■ **RECORDED DATA**
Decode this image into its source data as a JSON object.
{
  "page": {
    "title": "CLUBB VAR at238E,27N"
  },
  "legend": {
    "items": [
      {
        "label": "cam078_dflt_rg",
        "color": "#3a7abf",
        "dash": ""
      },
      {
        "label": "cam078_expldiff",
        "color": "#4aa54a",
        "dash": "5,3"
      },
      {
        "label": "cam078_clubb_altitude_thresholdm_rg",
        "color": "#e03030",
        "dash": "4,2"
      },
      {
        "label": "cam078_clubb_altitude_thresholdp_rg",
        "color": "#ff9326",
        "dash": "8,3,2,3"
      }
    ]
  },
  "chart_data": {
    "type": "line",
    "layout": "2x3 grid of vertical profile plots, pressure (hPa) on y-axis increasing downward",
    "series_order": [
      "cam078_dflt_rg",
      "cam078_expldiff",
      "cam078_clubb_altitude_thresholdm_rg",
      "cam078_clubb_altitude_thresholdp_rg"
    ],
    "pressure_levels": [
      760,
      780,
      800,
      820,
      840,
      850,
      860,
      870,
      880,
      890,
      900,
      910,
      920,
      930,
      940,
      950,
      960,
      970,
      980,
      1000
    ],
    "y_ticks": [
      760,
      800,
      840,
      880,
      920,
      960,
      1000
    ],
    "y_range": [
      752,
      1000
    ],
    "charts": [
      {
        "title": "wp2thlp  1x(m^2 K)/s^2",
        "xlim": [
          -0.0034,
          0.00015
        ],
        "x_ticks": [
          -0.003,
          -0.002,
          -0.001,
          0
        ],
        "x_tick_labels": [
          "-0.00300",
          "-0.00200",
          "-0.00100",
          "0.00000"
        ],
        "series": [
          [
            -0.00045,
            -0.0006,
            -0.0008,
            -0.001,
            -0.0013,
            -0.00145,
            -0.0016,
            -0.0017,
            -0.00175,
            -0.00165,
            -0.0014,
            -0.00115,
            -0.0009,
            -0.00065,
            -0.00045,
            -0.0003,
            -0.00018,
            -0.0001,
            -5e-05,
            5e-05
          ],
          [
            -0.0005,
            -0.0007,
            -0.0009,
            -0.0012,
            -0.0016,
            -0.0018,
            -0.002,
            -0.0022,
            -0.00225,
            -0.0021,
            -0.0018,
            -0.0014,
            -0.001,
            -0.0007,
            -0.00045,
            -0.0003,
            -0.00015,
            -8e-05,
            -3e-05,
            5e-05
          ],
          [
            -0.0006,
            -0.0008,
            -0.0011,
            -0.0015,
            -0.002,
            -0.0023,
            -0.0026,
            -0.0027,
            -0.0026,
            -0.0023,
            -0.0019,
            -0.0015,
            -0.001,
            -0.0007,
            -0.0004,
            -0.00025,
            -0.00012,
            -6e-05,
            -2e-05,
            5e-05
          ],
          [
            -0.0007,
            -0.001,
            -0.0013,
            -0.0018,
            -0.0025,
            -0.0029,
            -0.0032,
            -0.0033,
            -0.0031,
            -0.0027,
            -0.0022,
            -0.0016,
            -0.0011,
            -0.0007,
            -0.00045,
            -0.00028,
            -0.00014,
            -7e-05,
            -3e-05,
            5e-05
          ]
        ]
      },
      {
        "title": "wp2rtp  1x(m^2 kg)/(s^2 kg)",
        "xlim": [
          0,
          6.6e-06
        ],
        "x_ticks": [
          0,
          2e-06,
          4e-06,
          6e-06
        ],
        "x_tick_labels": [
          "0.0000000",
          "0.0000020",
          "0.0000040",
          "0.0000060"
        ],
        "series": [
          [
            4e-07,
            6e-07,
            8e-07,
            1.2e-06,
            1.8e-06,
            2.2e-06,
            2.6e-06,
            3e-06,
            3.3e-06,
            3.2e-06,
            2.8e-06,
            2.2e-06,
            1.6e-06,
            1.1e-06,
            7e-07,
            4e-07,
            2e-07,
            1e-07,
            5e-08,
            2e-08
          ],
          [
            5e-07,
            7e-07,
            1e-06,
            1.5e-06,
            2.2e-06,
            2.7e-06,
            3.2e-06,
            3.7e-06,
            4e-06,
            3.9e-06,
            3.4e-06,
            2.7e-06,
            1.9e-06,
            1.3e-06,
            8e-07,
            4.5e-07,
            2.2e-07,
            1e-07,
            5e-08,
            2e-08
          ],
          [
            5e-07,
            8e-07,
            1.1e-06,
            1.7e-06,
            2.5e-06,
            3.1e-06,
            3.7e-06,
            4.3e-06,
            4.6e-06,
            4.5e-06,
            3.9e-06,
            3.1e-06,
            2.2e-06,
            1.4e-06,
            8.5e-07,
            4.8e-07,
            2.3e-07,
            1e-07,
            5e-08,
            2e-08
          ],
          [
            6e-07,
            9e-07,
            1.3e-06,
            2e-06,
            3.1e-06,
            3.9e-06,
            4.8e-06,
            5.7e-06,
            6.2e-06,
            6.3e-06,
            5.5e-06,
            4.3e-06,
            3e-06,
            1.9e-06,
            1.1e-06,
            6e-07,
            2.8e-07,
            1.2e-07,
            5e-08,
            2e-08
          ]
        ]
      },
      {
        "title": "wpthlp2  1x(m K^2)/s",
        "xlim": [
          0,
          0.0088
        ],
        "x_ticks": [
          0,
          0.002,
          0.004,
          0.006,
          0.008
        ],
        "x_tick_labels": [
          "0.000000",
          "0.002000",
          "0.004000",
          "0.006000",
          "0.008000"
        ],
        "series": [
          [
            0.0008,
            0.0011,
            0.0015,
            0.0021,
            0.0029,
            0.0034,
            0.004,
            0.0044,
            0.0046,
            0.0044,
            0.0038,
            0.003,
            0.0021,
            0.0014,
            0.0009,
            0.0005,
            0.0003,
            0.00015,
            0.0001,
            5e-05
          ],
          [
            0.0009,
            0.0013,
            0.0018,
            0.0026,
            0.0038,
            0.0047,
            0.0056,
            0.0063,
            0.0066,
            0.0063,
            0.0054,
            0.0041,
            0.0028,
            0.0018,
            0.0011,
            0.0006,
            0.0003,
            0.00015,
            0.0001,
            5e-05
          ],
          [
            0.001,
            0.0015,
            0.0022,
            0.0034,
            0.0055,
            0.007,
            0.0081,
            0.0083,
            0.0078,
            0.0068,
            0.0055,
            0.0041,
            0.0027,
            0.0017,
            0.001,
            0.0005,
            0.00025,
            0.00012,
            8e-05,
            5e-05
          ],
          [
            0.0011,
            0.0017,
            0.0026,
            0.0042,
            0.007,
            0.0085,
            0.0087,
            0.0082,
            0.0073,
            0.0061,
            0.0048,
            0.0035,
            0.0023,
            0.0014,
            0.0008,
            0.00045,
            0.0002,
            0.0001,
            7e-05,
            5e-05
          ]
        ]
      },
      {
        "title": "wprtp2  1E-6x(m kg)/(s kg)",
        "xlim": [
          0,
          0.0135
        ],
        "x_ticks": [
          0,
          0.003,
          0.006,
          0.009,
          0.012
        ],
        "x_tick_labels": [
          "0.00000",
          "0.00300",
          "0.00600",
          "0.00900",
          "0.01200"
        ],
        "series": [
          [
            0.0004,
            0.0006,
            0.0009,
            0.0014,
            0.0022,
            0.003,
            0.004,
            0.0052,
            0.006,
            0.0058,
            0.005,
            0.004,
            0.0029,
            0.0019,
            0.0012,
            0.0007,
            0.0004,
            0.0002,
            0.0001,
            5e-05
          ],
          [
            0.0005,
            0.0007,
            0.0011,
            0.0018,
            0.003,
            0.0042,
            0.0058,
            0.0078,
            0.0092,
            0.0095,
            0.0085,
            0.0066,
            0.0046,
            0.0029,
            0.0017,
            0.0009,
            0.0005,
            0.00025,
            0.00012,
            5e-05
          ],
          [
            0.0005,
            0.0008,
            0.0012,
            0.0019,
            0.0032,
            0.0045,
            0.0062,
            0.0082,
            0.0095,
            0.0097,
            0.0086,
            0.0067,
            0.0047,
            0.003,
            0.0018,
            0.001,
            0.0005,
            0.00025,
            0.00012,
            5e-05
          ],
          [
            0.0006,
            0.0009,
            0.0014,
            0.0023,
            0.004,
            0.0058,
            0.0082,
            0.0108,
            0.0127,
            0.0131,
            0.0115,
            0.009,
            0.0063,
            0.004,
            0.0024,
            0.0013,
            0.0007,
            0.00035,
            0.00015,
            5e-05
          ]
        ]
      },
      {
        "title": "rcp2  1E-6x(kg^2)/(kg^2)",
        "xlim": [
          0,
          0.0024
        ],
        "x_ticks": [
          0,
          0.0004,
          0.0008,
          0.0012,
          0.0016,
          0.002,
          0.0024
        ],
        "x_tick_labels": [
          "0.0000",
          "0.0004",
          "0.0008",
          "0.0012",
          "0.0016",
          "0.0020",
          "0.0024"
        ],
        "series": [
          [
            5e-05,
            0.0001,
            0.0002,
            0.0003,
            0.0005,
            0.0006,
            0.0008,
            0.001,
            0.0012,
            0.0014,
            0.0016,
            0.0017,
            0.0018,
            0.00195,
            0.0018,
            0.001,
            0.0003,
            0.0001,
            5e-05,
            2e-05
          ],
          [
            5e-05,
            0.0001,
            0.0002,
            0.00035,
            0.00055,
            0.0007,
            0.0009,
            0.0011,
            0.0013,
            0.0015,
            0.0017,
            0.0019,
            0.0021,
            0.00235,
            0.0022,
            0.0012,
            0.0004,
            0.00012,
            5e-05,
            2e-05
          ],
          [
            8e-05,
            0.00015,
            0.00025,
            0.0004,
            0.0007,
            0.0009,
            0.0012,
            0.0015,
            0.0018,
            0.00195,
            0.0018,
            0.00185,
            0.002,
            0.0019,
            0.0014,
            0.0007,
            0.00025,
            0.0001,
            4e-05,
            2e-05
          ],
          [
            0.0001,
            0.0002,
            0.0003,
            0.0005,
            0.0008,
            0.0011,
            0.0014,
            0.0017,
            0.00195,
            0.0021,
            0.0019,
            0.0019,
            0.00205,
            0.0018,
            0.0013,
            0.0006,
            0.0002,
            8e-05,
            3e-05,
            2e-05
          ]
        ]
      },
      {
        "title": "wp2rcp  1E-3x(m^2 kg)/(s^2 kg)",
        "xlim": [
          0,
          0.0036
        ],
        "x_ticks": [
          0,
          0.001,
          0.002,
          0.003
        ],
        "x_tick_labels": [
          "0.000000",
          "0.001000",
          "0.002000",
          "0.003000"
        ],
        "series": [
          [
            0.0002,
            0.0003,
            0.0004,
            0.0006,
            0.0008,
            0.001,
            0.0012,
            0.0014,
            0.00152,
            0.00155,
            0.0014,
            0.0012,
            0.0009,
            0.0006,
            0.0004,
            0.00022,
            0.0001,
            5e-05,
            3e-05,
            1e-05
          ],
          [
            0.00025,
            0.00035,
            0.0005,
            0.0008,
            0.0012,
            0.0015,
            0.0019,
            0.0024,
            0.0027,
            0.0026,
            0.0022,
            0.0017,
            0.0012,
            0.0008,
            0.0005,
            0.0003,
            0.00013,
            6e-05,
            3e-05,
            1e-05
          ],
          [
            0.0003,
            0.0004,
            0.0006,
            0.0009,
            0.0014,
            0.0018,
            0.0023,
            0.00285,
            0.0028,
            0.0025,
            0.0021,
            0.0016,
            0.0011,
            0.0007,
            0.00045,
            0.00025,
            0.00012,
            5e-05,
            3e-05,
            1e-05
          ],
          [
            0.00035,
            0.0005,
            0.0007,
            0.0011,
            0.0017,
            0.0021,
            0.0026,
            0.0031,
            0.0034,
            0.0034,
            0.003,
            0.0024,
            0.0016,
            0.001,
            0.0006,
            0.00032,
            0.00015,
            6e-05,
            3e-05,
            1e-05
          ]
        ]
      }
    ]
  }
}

■ **REQUIREMENT**
Using the records above, pull out each line where the word "title" occurs.

■ **FULL SOLUTION**
    "title": "CLUBB VAR at238E,27N"
        "title": "wp2thlp  1x(m^2 K)/s^2",
        "title": "wp2rtp  1x(m^2 kg)/(s^2 kg)",
        "title": "wpthlp2  1x(m K^2)/s",
        "title": "wprtp2  1E-6x(m kg)/(s kg)",
        "title": "rcp2  1E-6x(kg^2)/(kg^2)",
        "title": "wp2rcp  1E-3x(m^2 kg)/(s^2 kg)",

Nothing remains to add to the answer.